[Stored data]
>>>
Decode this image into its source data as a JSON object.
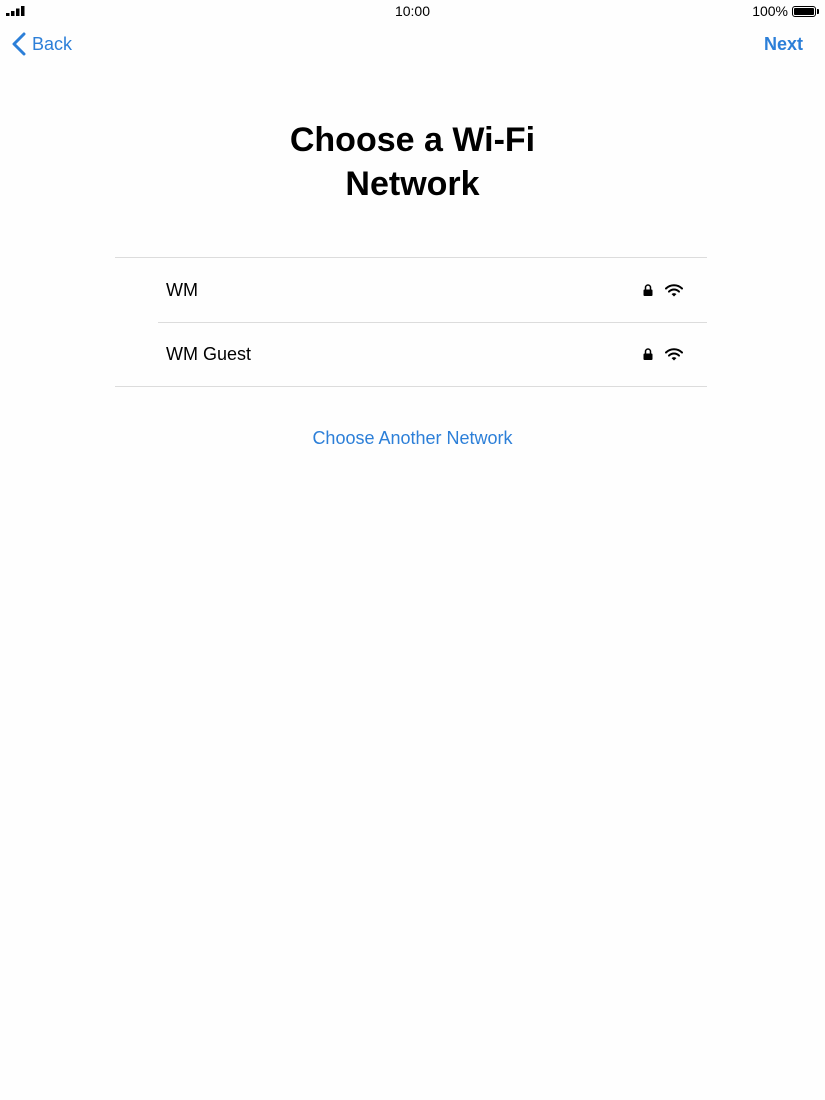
{
  "status_bar": {
    "time": "10:00",
    "battery_percent": "100%",
    "icons": [
      "signal-icon",
      "battery-icon"
    ]
  },
  "nav": {
    "back_label": "Back",
    "next_label": "Next",
    "back_icon": "chevron-left-icon"
  },
  "page": {
    "title": "Choose a Wi-Fi\nNetwork"
  },
  "networks": [
    {
      "name": "WM",
      "secured": true,
      "signal_icon": "wifi-icon"
    },
    {
      "name": "WM Guest",
      "secured": true,
      "signal_icon": "wifi-icon"
    }
  ],
  "other_network_label": "Choose Another Network",
  "colors": {
    "accent": "#2c7fd8",
    "divider": "#dcdcdc",
    "background": "#fefefe"
  }
}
<<<
WHAT TO DO =>
Quote the material exactly. Pictures stay out.

WRITTEN SOLUTION =>
Decode this image into its source data as a JSON object.
{
  "status_bar": {
    "time": "10:00",
    "battery_percent": "100%",
    "icons": [
      "signal-icon",
      "battery-icon"
    ]
  },
  "nav": {
    "back_label": "Back",
    "next_label": "Next",
    "back_icon": "chevron-left-icon"
  },
  "page": {
    "title": "Choose a Wi-Fi\nNetwork"
  },
  "networks": [
    {
      "name": "WM",
      "secured": true,
      "signal_icon": "wifi-icon"
    },
    {
      "name": "WM Guest",
      "secured": true,
      "signal_icon": "wifi-icon"
    }
  ],
  "other_network_label": "Choose Another Network",
  "colors": {
    "accent": "#2c7fd8",
    "divider": "#dcdcdc",
    "background": "#fefefe"
  }
}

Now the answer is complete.